◆ **WHAT YOU ARE ASKED TO DO**:
Print the listing that follows, character for character.

◆ **Data extracted from a collection**:
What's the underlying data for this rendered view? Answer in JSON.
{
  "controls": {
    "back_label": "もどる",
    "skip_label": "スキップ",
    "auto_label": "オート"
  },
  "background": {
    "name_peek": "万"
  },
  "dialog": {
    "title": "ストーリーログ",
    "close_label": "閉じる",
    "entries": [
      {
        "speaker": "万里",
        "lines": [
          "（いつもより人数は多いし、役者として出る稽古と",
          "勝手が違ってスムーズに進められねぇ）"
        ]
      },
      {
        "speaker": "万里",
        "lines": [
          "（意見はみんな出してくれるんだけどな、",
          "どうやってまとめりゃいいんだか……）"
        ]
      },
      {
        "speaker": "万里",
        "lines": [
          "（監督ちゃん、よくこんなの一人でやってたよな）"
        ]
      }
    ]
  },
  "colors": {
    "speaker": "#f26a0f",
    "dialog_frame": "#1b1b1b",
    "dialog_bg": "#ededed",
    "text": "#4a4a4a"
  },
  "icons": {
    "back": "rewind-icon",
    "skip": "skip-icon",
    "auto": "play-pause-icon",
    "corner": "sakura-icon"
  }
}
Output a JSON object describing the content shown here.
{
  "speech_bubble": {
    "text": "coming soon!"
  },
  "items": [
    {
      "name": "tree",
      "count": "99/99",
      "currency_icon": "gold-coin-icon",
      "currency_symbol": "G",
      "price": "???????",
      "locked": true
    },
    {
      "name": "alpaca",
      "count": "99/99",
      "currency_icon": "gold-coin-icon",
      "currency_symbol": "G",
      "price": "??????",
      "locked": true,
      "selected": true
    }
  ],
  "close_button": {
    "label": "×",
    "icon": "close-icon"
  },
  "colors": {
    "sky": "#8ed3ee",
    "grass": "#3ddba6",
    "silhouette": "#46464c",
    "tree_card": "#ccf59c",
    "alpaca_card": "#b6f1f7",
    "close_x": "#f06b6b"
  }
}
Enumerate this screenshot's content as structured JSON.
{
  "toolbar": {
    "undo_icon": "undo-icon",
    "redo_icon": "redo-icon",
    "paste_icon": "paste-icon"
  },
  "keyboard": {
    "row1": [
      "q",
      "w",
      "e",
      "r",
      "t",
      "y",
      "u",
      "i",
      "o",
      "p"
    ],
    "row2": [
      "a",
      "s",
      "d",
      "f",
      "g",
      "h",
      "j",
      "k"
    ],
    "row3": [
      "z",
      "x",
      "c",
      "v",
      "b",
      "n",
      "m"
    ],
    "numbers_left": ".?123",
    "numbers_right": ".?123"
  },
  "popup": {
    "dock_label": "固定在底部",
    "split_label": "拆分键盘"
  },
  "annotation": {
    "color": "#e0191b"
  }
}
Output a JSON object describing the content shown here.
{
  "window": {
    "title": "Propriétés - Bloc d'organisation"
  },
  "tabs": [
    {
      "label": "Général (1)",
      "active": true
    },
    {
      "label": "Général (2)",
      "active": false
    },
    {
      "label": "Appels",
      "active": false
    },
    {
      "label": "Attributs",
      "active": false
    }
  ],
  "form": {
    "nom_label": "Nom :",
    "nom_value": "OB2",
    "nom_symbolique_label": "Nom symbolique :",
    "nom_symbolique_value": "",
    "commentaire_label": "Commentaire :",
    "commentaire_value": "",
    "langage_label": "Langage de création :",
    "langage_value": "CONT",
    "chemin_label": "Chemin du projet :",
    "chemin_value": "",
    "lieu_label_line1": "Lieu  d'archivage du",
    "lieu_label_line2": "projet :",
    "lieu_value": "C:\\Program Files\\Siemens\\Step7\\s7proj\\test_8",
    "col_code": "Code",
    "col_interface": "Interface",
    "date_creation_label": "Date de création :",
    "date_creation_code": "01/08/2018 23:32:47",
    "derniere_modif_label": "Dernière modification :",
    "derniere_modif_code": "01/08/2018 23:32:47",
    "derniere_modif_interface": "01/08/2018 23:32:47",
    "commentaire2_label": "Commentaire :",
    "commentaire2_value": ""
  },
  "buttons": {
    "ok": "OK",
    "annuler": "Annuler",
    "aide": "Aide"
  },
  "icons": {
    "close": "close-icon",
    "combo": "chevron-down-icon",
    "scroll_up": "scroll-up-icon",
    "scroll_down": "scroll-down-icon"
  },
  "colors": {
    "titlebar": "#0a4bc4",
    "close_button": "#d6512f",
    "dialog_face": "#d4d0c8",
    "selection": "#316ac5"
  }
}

◆ **EXPECTED ANSWER**:
What's the underlying data for this rendered view? Answer in JSON.
{
  "controls": {
    "back_label": "もどる",
    "skip_label": "スキップ",
    "auto_label": "オート"
  },
  "background": {
    "name_peek": "万"
  },
  "dialog": {
    "title": "ストーリーログ",
    "close_label": "閉じる",
    "entries": [
      {
        "speaker": "万里",
        "lines": [
          "（いつもより人数は多いし、役者として出る稽古と",
          "勝手が違ってスムーズに進められねぇ）"
        ]
      },
      {
        "speaker": "万里",
        "lines": [
          "（意見はみんな出してくれるんだけどな、",
          "どうやってまとめりゃいいんだか……）"
        ]
      },
      {
        "speaker": "万里",
        "lines": [
          "（監督ちゃん、よくこんなの一人でやってたよな）"
        ]
      }
    ]
  },
  "colors": {
    "speaker": "#f26a0f",
    "dialog_frame": "#1b1b1b",
    "dialog_bg": "#ededed",
    "text": "#4a4a4a"
  },
  "icons": {
    "back": "rewind-icon",
    "skip": "skip-icon",
    "auto": "play-pause-icon",
    "corner": "sakura-icon"
  }
}
Output a JSON object describing the content shown here.
{
  "speech_bubble": {
    "text": "coming soon!"
  },
  "items": [
    {
      "name": "tree",
      "count": "99/99",
      "currency_icon": "gold-coin-icon",
      "currency_symbol": "G",
      "price": "???????",
      "locked": true
    },
    {
      "name": "alpaca",
      "count": "99/99",
      "currency_icon": "gold-coin-icon",
      "currency_symbol": "G",
      "price": "??????",
      "locked": true,
      "selected": true
    }
  ],
  "close_button": {
    "label": "×",
    "icon": "close-icon"
  },
  "colors": {
    "sky": "#8ed3ee",
    "grass": "#3ddba6",
    "silhouette": "#46464c",
    "tree_card": "#ccf59c",
    "alpaca_card": "#b6f1f7",
    "close_x": "#f06b6b"
  }
}
Enumerate this screenshot's content as structured JSON.
{
  "toolbar": {
    "undo_icon": "undo-icon",
    "redo_icon": "redo-icon",
    "paste_icon": "paste-icon"
  },
  "keyboard": {
    "row1": [
      "q",
      "w",
      "e",
      "r",
      "t",
      "y",
      "u",
      "i",
      "o",
      "p"
    ],
    "row2": [
      "a",
      "s",
      "d",
      "f",
      "g",
      "h",
      "j",
      "k"
    ],
    "row3": [
      "z",
      "x",
      "c",
      "v",
      "b",
      "n",
      "m"
    ],
    "numbers_left": ".?123",
    "numbers_right": ".?123"
  },
  "popup": {
    "dock_label": "固定在底部",
    "split_label": "拆分键盘"
  },
  "annotation": {
    "color": "#e0191b"
  }
}
Output a JSON object describing the content shown here.
{
  "window": {
    "title": "Propriétés - Bloc d'organisation"
  },
  "tabs": [
    {
      "label": "Général (1)",
      "active": true
    },
    {
      "label": "Général (2)",
      "active": false
    },
    {
      "label": "Appels",
      "active": false
    },
    {
      "label": "Attributs",
      "active": false
    }
  ],
  "form": {
    "nom_label": "Nom :",
    "nom_value": "OB2",
    "nom_symbolique_label": "Nom symbolique :",
    "nom_symbolique_value": "",
    "commentaire_label": "Commentaire :",
    "commentaire_value": "",
    "langage_label": "Langage de création :",
    "langage_value": "CONT",
    "chemin_label": "Chemin du projet :",
    "chemin_value": "",
    "lieu_label_line1": "Lieu  d'archivage du",
    "lieu_label_line2": "projet :",
    "lieu_value": "C:\\Program Files\\Siemens\\Step7\\s7proj\\test_8",
    "col_code": "Code",
    "col_interface": "Interface",
    "date_creation_label": "Date de création :",
    "date_creation_code": "01/08/2018 23:32:47",
    "derniere_modif_label": "Dernière modification :",
    "derniere_modif_code": "01/08/2018 23:32:47",
    "derniere_modif_interface": "01/08/2018 23:32:47",
    "commentaire2_label": "Commentaire :",
    "commentaire2_value": ""
  },
  "buttons": {
    "ok": "OK",
    "annuler": "Annuler",
    "aide": "Aide"
  },
  "icons": {
    "close": "close-icon",
    "combo": "chevron-down-icon",
    "scroll_up": "scroll-up-icon",
    "scroll_down": "scroll-down-icon"
  },
  "colors": {
    "titlebar": "#0a4bc4",
    "close_button": "#d6512f",
    "dialog_face": "#d4d0c8",
    "selection": "#316ac5"
  }
}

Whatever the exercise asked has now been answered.